**Requirement**
Output the material beneath this task exactly, images excluded.

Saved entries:
====

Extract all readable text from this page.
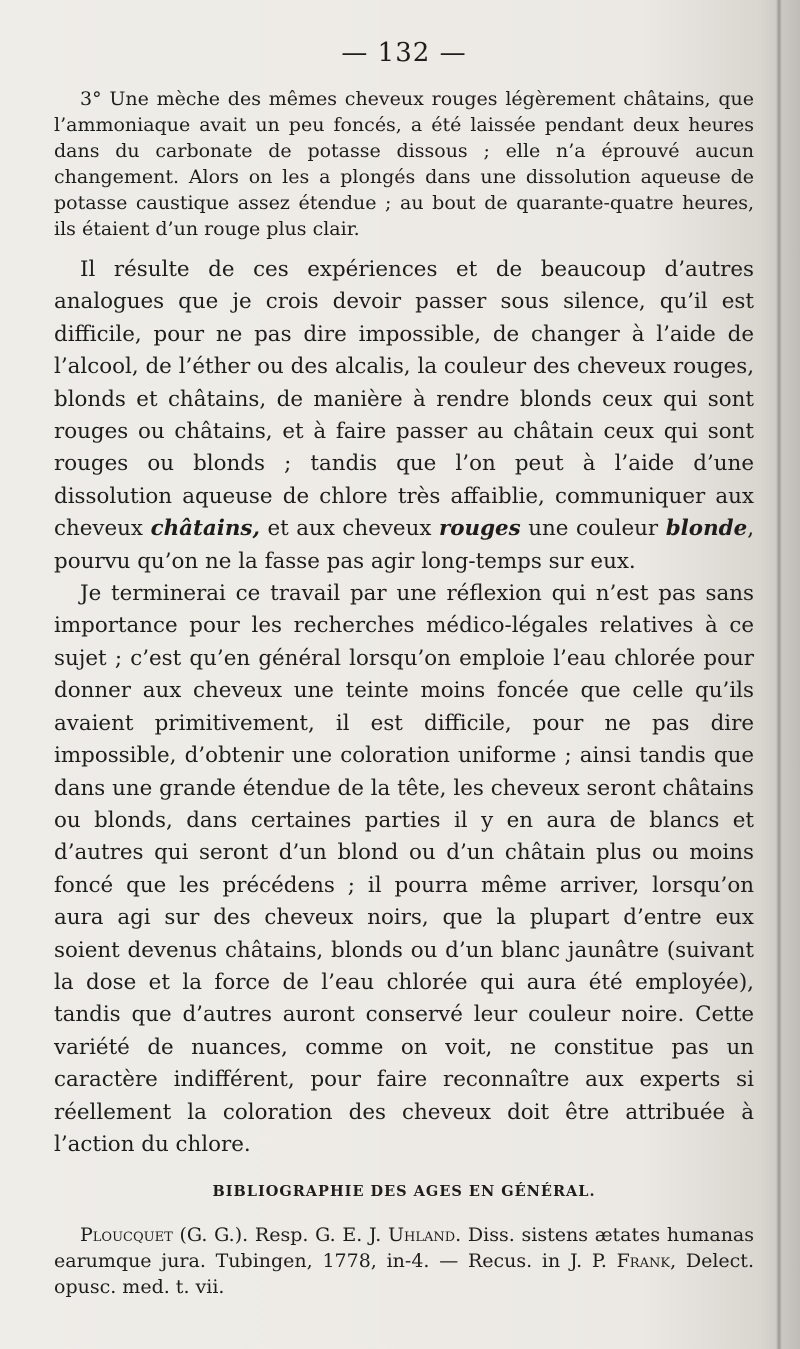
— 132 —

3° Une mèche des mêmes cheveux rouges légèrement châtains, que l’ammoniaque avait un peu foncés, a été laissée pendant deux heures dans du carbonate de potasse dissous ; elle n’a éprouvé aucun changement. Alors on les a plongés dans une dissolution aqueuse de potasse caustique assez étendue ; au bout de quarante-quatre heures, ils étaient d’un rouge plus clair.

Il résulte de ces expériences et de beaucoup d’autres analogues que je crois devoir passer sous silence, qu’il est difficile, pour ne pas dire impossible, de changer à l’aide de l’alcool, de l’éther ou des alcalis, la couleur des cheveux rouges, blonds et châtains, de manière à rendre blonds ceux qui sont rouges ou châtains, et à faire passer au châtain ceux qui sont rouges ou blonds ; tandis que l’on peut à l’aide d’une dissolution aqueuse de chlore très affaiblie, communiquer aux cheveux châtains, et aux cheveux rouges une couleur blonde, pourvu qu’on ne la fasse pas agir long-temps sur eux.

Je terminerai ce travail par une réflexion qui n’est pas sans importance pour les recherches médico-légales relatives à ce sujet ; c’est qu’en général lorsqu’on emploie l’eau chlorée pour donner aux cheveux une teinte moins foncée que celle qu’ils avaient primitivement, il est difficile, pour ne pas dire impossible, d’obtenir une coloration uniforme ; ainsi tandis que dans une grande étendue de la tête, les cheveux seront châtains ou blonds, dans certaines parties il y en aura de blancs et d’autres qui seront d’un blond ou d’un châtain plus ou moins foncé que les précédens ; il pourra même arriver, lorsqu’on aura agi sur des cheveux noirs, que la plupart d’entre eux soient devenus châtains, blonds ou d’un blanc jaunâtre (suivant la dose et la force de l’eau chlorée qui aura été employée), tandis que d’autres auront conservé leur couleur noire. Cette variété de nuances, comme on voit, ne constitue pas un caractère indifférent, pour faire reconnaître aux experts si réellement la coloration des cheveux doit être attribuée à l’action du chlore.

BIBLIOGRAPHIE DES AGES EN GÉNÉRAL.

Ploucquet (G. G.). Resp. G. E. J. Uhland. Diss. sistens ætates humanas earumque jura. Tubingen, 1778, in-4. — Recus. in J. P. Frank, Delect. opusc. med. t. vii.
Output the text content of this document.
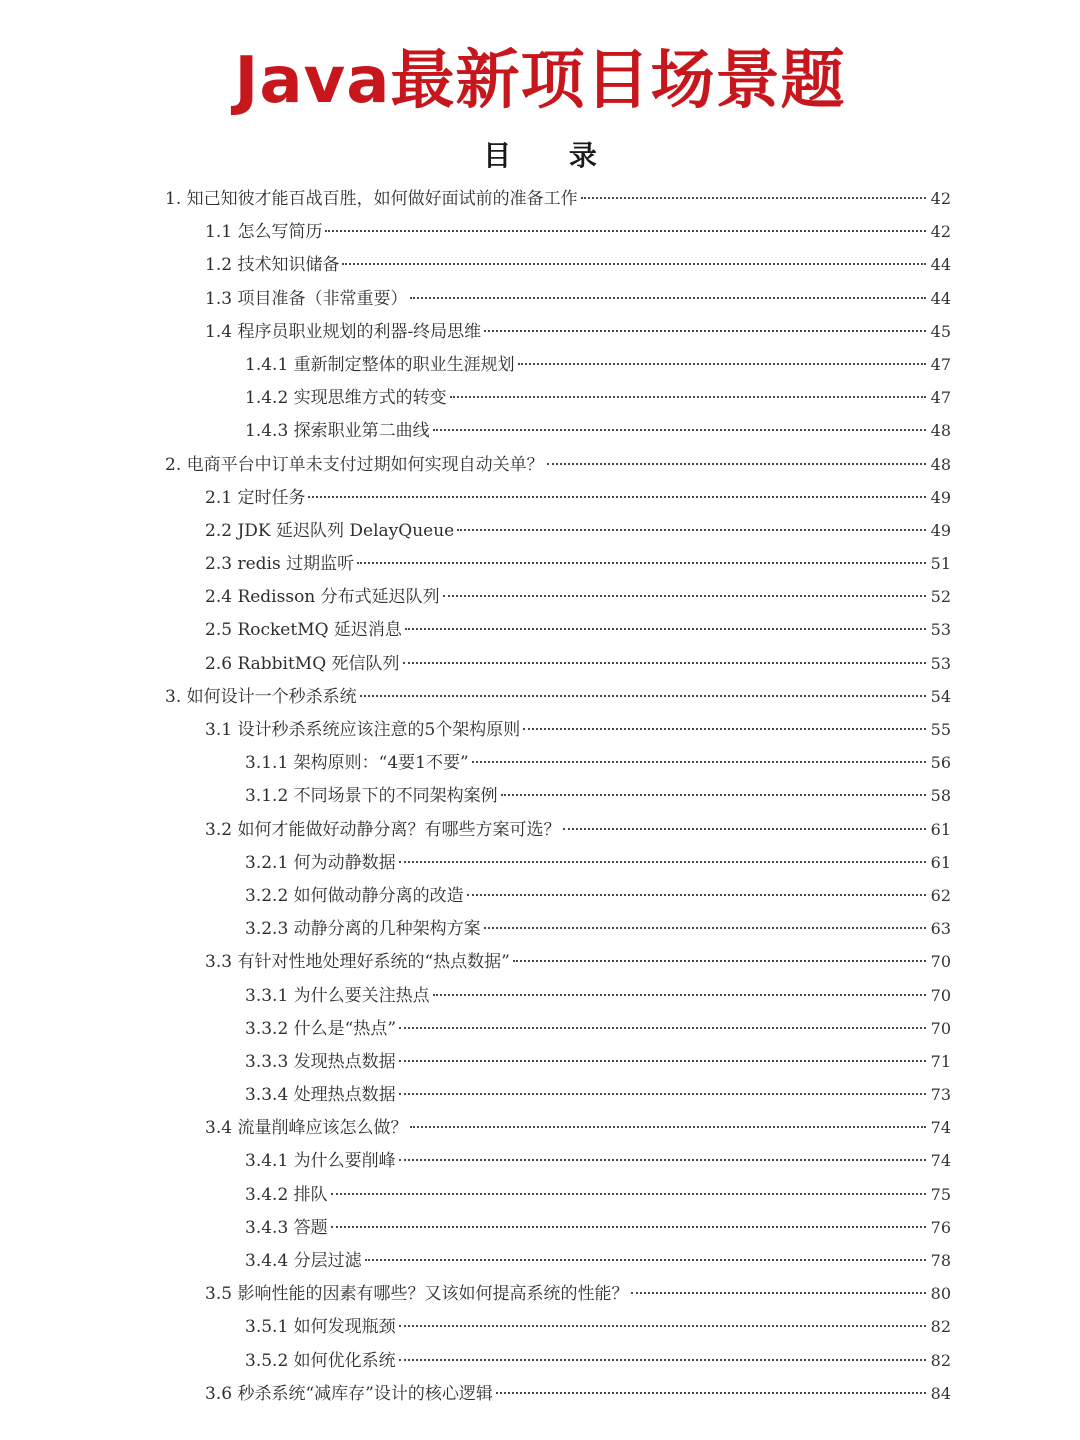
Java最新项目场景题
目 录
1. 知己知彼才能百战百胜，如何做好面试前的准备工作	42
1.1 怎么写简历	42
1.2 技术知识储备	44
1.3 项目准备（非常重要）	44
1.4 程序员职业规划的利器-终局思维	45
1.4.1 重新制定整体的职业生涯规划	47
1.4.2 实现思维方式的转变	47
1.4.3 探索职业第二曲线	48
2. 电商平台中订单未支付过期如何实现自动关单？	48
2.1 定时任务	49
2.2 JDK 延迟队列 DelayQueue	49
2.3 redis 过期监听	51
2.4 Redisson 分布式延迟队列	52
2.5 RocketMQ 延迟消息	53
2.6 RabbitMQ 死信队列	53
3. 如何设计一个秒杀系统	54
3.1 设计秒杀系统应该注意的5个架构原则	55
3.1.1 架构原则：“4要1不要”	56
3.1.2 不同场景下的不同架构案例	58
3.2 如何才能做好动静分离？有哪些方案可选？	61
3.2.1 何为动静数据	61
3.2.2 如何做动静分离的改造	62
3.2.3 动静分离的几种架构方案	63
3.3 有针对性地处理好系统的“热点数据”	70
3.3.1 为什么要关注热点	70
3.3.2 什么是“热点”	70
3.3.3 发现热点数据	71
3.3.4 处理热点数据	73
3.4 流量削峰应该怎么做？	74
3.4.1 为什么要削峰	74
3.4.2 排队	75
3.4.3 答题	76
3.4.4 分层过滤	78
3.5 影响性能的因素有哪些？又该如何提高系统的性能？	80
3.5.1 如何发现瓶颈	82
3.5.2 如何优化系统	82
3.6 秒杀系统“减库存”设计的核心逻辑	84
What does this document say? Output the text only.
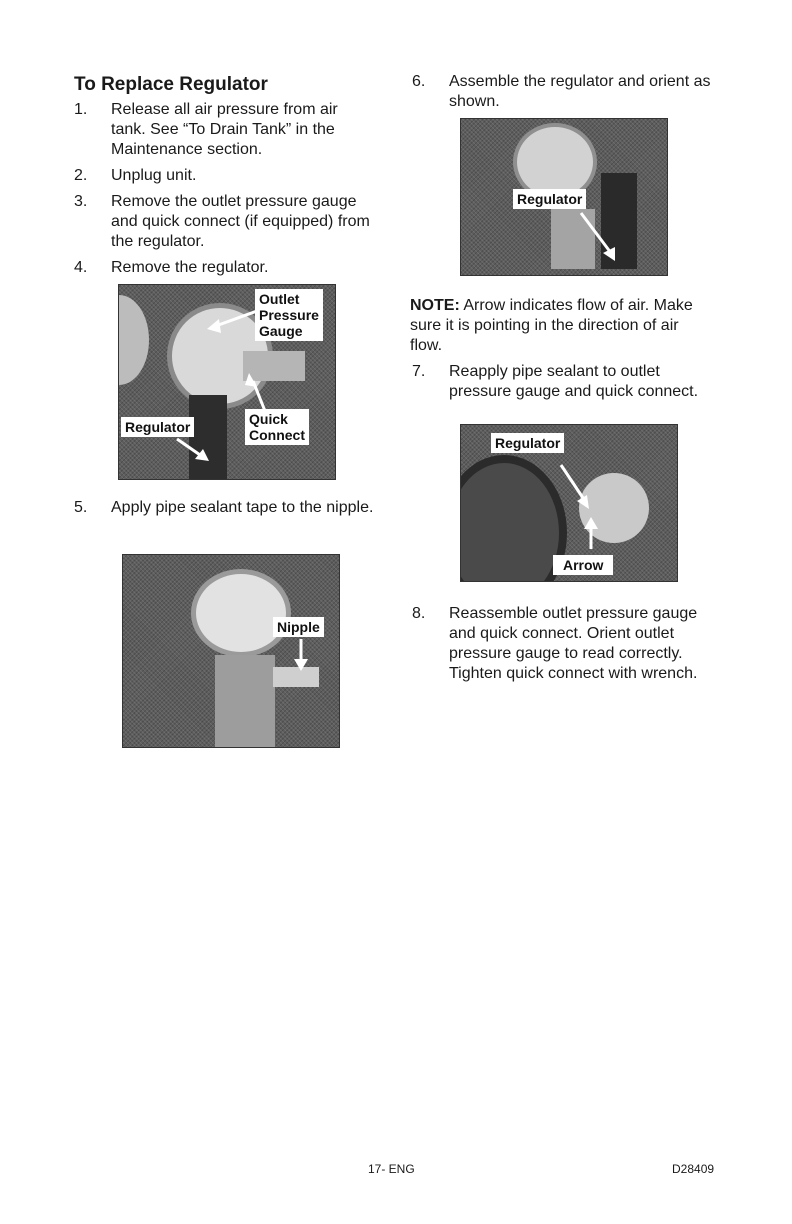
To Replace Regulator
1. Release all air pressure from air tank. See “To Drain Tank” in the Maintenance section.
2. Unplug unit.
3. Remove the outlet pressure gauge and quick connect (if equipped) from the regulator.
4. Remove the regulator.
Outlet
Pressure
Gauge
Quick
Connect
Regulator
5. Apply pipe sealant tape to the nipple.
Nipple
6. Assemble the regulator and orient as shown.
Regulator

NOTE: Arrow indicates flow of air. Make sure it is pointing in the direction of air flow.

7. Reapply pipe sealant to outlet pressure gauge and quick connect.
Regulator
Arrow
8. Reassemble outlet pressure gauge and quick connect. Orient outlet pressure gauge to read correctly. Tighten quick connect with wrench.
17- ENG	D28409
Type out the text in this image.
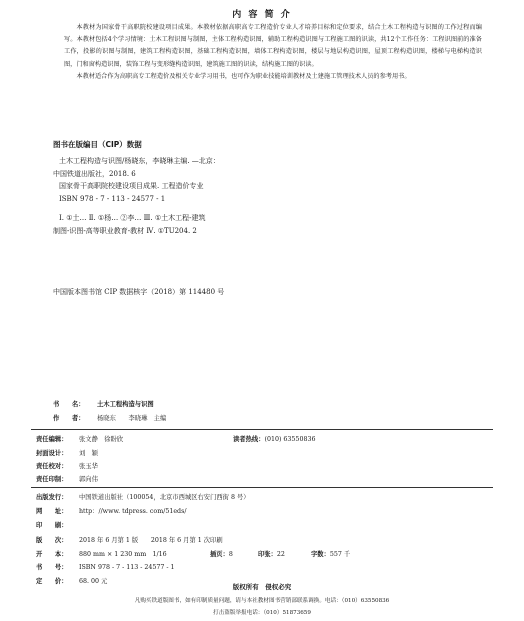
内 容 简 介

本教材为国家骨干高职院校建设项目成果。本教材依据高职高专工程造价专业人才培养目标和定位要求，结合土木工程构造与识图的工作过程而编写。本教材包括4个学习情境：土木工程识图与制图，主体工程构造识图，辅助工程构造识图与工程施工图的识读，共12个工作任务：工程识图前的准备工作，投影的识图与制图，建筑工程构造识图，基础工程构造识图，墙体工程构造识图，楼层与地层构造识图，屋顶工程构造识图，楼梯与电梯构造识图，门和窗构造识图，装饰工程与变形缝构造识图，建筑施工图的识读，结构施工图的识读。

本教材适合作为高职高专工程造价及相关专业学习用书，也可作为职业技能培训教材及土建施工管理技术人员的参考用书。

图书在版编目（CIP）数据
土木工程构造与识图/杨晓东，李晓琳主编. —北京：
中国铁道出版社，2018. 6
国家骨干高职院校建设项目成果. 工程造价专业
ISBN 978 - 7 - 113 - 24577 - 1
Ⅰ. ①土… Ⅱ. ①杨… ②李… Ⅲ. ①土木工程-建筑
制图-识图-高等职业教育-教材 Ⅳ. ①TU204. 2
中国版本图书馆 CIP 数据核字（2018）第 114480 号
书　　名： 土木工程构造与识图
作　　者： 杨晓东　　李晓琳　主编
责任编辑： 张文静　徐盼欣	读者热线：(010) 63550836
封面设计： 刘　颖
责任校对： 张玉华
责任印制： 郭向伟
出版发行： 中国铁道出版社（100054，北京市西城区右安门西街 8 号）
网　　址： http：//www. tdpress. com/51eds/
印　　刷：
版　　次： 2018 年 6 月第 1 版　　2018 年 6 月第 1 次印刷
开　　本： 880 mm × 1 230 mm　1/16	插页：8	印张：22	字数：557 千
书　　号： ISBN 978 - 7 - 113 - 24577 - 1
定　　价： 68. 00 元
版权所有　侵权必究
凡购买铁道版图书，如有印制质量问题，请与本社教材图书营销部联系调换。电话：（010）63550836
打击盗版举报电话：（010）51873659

====

**Result of this exercise**
Extract all readable text from this page.
— 132 —

3° Une mèche des mêmes cheveux rouges légèrement châtains, que l’ammoniaque avait un peu foncés, a été laissée pendant deux heures dans du carbonate de potasse dissous ; elle n’a éprouvé aucun changement. Alors on les a plongés dans une dissolution aqueuse de potasse caustique assez étendue ; au bout de quarante-quatre heures, ils étaient d’un rouge plus clair.

Il résulte de ces expériences et de beaucoup d’autres analogues que je crois devoir passer sous silence, qu’il est difficile, pour ne pas dire impossible, de changer à l’aide de l’alcool, de l’éther ou des alcalis, la couleur des cheveux rouges, blonds et châtains, de manière à rendre blonds ceux qui sont rouges ou châtains, et à faire passer au châtain ceux qui sont rouges ou blonds ; tandis que l’on peut à l’aide d’une dissolution aqueuse de chlore très affaiblie, communiquer aux cheveux châtains, et aux cheveux rouges une couleur blonde, pourvu qu’on ne la fasse pas agir long-temps sur eux.

Je terminerai ce travail par une réflexion qui n’est pas sans importance pour les recherches médico-légales relatives à ce sujet ; c’est qu’en général lorsqu’on emploie l’eau chlorée pour donner aux cheveux une teinte moins foncée que celle qu’ils avaient primitivement, il est difficile, pour ne pas dire impossible, d’obtenir une coloration uniforme ; ainsi tandis que dans une grande étendue de la tête, les cheveux seront châtains ou blonds, dans certaines parties il y en aura de blancs et d’autres qui seront d’un blond ou d’un châtain plus ou moins foncé que les précédens ; il pourra même arriver, lorsqu’on aura agi sur des cheveux noirs, que la plupart d’entre eux soient devenus châtains, blonds ou d’un blanc jaunâtre (suivant la dose et la force de l’eau chlorée qui aura été employée), tandis que d’autres auront conservé leur couleur noire. Cette variété de nuances, comme on voit, ne constitue pas un caractère indifférent, pour faire reconnaître aux experts si réellement la coloration des cheveux doit être attribuée à l’action du chlore.

BIBLIOGRAPHIE DES AGES EN GÉNÉRAL.

Ploucquet (G. G.). Resp. G. E. J. Uhland. Diss. sistens ætates humanas earumque jura. Tubingen, 1778, in-4. — Recus. in J. P. Frank, Delect. opusc. med. t. vii.
Output the text content of this document.
Java最新项目场景题
目 录
1. 知己知彼才能百战百胜，如何做好面试前的准备工作	42
1.1 怎么写简历	42
1.2 技术知识储备	44
1.3 项目准备（非常重要）	44
1.4 程序员职业规划的利器-终局思维	45
1.4.1 重新制定整体的职业生涯规划	47
1.4.2 实现思维方式的转变	47
1.4.3 探索职业第二曲线	48
2. 电商平台中订单未支付过期如何实现自动关单？	48
2.1 定时任务	49
2.2 JDK 延迟队列 DelayQueue	49
2.3 redis 过期监听	51
2.4 Redisson 分布式延迟队列	52
2.5 RocketMQ 延迟消息	53
2.6 RabbitMQ 死信队列	53
3. 如何设计一个秒杀系统	54
3.1 设计秒杀系统应该注意的5个架构原则	55
3.1.1 架构原则：“4要1不要”	56
3.1.2 不同场景下的不同架构案例	58
3.2 如何才能做好动静分离？有哪些方案可选？	61
3.2.1 何为动静数据	61
3.2.2 如何做动静分离的改造	62
3.2.3 动静分离的几种架构方案	63
3.3 有针对性地处理好系统的“热点数据”	70
3.3.1 为什么要关注热点	70
3.3.2 什么是“热点”	70
3.3.3 发现热点数据	71
3.3.4 处理热点数据	73
3.4 流量削峰应该怎么做？	74
3.4.1 为什么要削峰	74
3.4.2 排队	75
3.4.3 答题	76
3.4.4 分层过滤	78
3.5 影响性能的因素有哪些？又该如何提高系统的性能？	80
3.5.1 如何发现瓶颈	82
3.5.2 如何优化系统	82
3.6 秒杀系统“减库存”设计的核心逻辑	84
What does this document say? Output the text only.
To Replace Regulator
1. Release all air pressure from air tank. See “To Drain Tank” in the Maintenance section.
2. Unplug unit.
3. Remove the outlet pressure gauge and quick connect (if equipped) from the regulator.
4. Remove the regulator.
Outlet
Pressure
Gauge
Quick
Connect
Regulator
5. Apply pipe sealant tape to the nipple.
Nipple
6. Assemble the regulator and orient as shown.
Regulator

NOTE: Arrow indicates flow of air. Make sure it is pointing in the direction of air flow.

7. Reapply pipe sealant to outlet pressure gauge and quick connect.
Regulator
Arrow
8. Reassemble outlet pressure gauge and quick connect. Orient outlet pressure gauge to read correctly. Tighten quick connect with wrench.
17- ENG	D28409
Type out the text in this image.
内 容 简 介

本教材为国家骨干高职院校建设项目成果。本教材依据高职高专工程造价专业人才培养目标和定位要求，结合土木工程构造与识图的工作过程而编写。本教材包括4个学习情境：土木工程识图与制图，主体工程构造识图，辅助工程构造识图与工程施工图的识读，共12个工作任务：工程识图前的准备工作，投影的识图与制图，建筑工程构造识图，基础工程构造识图，墙体工程构造识图，楼层与地层构造识图，屋顶工程构造识图，楼梯与电梯构造识图，门和窗构造识图，装饰工程与变形缝构造识图，建筑施工图的识读，结构施工图的识读。

本教材适合作为高职高专工程造价及相关专业学习用书，也可作为职业技能培训教材及土建施工管理技术人员的参考用书。

图书在版编目（CIP）数据
土木工程构造与识图/杨晓东，李晓琳主编. —北京：
中国铁道出版社，2018. 6
国家骨干高职院校建设项目成果. 工程造价专业
ISBN 978 - 7 - 113 - 24577 - 1
Ⅰ. ①土… Ⅱ. ①杨… ②李… Ⅲ. ①土木工程-建筑
制图-识图-高等职业教育-教材 Ⅳ. ①TU204. 2
中国版本图书馆 CIP 数据核字（2018）第 114480 号
书　　名： 土木工程构造与识图
作　　者： 杨晓东　　李晓琳　主编
责任编辑： 张文静　徐盼欣	读者热线：(010) 63550836
封面设计： 刘　颖
责任校对： 张玉华
责任印制： 郭向伟
出版发行： 中国铁道出版社（100054，北京市西城区右安门西街 8 号）
网　　址： http：//www. tdpress. com/51eds/
印　　刷：
版　　次： 2018 年 6 月第 1 版　　2018 年 6 月第 1 次印刷
开　　本： 880 mm × 1 230 mm　1/16	插页：8	印张：22	字数：557 千
书　　号： ISBN 978 - 7 - 113 - 24577 - 1
定　　价： 68. 00 元
版权所有　侵权必究
凡购买铁道版图书，如有印制质量问题，请与本社教材图书营销部联系调换。电话：（010）63550836
打击盗版举报电话：（010）51873659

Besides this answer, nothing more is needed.